Report, as a bare number, how many lines hold "JSON".

- **Material provided**:

****************

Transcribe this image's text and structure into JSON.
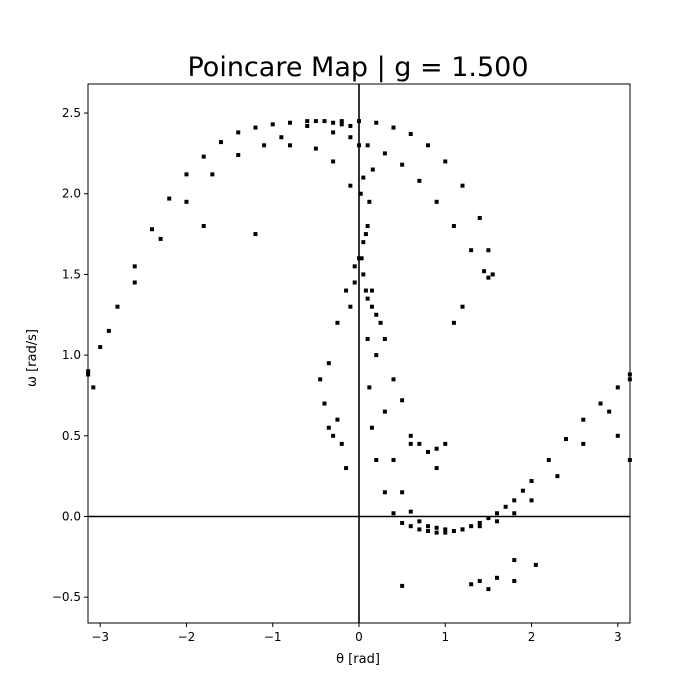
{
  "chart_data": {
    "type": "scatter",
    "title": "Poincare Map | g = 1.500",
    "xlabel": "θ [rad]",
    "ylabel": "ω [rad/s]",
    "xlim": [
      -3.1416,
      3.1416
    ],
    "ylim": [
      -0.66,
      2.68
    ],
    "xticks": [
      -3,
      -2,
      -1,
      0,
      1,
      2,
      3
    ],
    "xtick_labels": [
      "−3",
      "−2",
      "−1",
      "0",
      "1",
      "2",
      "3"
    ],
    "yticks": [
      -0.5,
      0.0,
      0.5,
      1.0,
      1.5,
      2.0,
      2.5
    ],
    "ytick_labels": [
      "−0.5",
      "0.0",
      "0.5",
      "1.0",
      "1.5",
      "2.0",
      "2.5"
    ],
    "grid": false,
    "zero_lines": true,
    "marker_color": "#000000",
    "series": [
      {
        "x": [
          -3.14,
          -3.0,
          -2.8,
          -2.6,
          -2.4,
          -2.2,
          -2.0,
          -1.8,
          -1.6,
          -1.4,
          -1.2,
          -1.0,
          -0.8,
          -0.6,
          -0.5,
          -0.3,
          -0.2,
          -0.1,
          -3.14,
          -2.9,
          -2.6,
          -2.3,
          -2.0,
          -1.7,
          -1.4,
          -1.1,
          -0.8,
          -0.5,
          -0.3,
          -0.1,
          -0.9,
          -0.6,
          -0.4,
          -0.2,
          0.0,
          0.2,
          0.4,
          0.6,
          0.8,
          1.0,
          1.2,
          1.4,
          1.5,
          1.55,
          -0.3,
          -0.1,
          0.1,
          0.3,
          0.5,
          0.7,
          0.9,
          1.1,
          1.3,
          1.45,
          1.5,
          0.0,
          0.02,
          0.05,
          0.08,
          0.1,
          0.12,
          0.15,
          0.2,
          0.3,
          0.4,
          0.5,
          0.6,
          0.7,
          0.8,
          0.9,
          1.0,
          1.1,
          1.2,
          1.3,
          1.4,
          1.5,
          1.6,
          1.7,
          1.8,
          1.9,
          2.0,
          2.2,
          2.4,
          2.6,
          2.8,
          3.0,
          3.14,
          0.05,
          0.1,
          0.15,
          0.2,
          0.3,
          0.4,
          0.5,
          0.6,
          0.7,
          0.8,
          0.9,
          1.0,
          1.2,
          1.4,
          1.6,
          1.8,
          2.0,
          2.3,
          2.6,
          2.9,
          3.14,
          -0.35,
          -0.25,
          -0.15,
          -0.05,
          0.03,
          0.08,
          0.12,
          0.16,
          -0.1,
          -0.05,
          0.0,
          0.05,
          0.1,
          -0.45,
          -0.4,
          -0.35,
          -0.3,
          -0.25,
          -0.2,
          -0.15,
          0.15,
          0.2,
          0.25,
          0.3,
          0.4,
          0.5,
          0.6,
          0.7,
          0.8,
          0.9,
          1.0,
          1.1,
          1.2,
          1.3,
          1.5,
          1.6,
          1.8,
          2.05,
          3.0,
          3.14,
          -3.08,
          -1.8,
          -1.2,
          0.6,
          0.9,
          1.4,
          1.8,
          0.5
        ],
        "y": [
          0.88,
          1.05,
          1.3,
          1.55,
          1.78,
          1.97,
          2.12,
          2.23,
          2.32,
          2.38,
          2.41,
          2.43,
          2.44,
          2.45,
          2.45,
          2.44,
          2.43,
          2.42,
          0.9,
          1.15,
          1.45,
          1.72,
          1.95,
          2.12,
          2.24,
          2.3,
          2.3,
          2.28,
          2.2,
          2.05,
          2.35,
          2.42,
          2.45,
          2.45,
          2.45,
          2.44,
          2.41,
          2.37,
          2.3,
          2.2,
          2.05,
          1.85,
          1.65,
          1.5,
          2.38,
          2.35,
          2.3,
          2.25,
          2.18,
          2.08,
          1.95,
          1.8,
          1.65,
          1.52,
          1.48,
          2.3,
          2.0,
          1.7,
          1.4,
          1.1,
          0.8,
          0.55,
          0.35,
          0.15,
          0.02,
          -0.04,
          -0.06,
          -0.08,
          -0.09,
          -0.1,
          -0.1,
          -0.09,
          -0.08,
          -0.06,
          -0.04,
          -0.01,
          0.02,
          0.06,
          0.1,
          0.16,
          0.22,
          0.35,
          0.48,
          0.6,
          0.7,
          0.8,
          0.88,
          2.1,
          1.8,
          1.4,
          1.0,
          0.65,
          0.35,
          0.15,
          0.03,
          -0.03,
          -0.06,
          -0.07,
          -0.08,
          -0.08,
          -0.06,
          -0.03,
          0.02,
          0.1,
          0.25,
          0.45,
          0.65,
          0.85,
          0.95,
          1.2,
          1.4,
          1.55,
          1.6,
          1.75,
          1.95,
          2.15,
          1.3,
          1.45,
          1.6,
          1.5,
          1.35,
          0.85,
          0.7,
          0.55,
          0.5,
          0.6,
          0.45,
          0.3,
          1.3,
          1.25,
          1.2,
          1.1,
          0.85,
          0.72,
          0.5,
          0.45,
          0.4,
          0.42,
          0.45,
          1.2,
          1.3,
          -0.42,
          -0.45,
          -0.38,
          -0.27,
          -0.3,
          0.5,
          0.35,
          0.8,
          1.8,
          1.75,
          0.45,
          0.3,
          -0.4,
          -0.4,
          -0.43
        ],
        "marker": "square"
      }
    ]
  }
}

****************

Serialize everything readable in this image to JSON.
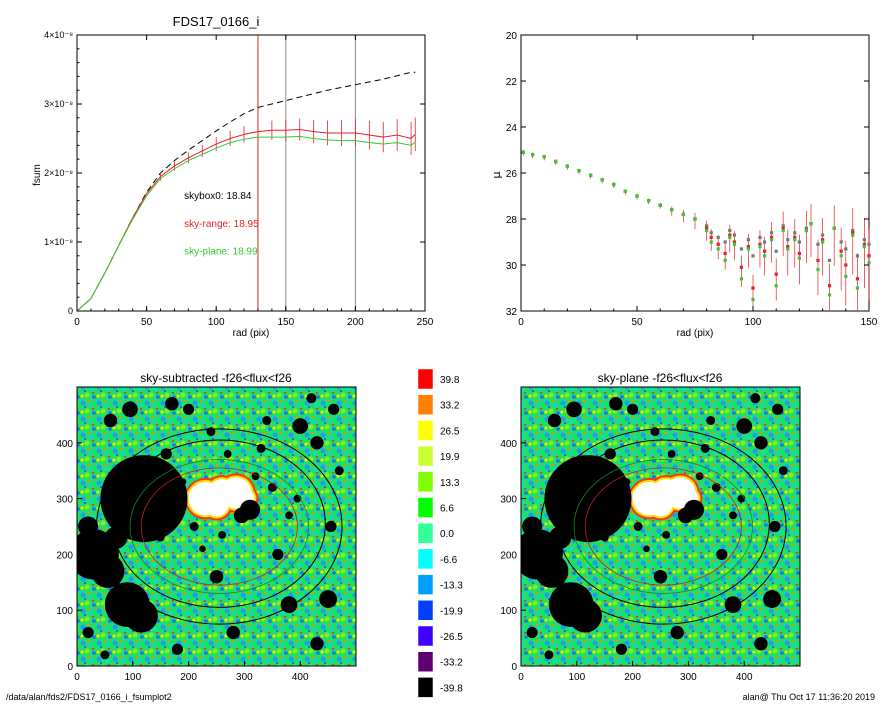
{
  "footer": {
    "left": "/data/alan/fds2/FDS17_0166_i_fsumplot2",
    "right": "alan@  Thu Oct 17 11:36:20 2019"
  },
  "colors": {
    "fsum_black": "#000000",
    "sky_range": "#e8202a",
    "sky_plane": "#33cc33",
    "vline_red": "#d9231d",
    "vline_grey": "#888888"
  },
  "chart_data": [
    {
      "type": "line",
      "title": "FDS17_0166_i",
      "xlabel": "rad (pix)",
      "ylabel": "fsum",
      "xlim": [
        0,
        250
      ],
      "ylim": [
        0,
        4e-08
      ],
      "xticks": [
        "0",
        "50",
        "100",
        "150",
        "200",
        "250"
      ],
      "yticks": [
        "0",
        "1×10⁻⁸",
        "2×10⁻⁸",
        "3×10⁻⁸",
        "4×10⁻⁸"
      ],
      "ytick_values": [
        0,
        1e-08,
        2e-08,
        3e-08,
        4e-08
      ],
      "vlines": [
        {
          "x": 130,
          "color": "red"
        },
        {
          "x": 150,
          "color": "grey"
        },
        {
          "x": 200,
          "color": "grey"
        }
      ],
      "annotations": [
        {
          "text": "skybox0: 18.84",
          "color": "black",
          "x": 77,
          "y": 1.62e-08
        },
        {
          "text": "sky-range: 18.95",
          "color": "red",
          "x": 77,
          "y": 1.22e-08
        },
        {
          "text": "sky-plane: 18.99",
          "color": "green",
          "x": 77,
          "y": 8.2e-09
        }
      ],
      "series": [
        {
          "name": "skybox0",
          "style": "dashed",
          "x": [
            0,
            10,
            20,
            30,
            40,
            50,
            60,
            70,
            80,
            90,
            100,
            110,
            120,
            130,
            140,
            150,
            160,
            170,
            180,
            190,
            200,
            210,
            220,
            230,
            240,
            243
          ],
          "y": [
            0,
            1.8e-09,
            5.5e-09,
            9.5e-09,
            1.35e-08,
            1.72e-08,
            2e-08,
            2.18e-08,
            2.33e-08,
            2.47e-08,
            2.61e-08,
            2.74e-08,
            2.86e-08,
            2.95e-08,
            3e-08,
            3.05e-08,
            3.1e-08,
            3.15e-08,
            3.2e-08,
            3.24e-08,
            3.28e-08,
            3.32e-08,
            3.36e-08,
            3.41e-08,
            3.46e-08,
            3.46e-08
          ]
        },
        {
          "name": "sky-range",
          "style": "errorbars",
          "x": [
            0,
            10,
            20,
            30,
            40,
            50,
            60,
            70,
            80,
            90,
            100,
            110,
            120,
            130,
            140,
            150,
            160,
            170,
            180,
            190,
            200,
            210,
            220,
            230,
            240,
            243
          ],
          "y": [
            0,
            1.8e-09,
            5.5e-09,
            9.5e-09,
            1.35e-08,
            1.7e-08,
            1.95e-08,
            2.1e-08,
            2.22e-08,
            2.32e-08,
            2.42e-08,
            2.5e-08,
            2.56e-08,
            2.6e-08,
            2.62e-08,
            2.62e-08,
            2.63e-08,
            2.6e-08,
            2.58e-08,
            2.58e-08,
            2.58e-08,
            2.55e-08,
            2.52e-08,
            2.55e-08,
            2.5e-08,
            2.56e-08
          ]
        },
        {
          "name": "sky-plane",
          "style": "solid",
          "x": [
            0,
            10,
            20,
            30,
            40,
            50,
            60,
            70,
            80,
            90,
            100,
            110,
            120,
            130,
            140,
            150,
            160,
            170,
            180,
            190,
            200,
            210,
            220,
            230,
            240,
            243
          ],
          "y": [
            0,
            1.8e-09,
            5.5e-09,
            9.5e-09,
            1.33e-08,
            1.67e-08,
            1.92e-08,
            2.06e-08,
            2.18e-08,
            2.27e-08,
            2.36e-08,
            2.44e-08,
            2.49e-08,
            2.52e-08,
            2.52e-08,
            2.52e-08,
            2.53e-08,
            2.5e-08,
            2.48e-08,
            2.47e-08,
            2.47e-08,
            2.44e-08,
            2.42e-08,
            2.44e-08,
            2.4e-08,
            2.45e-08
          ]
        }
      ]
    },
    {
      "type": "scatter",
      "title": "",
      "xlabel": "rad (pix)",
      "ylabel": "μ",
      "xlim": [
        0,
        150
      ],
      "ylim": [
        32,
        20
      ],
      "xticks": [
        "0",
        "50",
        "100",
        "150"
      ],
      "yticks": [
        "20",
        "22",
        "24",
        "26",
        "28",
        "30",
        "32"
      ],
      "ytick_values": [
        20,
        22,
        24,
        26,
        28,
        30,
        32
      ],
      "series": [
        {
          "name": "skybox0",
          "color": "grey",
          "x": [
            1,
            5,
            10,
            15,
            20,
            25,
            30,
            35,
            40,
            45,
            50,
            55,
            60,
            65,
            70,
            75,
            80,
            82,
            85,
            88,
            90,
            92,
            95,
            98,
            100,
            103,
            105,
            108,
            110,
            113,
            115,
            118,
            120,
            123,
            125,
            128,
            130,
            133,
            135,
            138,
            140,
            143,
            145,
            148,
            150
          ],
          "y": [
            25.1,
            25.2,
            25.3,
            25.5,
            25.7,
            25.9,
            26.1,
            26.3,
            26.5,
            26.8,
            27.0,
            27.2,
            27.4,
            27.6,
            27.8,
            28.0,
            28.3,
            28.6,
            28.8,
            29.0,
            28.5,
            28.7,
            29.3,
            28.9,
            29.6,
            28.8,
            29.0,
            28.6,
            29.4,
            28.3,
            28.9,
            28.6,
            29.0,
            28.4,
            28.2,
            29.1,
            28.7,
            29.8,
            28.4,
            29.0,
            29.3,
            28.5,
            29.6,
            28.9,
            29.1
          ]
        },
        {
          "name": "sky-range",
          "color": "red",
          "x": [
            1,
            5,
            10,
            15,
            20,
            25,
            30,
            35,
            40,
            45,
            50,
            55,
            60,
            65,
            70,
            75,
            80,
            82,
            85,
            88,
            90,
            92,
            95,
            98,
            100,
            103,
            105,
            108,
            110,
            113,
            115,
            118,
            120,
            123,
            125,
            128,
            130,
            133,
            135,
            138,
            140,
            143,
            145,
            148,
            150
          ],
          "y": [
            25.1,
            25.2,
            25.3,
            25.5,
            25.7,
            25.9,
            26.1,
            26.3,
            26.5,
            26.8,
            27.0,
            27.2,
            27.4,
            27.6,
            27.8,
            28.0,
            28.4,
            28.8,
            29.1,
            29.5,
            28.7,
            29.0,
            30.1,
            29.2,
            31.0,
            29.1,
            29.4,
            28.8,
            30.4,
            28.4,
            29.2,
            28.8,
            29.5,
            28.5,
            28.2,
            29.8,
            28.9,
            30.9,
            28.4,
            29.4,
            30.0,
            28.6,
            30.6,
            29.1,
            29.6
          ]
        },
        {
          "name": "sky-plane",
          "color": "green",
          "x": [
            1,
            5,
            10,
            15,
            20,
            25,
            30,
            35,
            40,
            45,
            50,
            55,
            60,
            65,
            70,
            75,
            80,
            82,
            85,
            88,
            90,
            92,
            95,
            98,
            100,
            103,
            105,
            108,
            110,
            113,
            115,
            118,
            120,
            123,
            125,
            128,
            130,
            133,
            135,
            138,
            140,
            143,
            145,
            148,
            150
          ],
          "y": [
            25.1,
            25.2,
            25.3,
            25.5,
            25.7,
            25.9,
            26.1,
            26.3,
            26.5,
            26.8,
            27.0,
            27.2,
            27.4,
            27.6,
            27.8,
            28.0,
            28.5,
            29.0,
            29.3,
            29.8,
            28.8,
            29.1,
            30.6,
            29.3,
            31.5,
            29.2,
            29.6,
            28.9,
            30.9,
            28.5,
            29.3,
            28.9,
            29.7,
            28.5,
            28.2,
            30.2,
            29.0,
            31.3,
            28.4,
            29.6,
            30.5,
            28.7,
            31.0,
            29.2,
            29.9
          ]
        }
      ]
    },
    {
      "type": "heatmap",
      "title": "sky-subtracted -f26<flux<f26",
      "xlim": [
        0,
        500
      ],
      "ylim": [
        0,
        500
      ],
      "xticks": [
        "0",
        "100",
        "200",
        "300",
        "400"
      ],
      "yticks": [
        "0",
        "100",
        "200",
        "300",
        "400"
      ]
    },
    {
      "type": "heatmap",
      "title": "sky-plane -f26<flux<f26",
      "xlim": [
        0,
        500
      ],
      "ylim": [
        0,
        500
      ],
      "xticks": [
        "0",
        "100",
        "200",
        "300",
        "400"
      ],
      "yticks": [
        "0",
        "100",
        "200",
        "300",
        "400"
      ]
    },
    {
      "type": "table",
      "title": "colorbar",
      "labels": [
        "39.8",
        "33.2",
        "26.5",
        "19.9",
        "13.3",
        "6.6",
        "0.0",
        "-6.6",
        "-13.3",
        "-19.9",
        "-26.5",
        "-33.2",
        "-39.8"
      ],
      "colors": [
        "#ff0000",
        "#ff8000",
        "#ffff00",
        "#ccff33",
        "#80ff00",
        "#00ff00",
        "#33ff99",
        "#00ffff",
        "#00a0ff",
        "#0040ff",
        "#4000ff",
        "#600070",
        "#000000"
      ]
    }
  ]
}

****************

- **Output below**: 2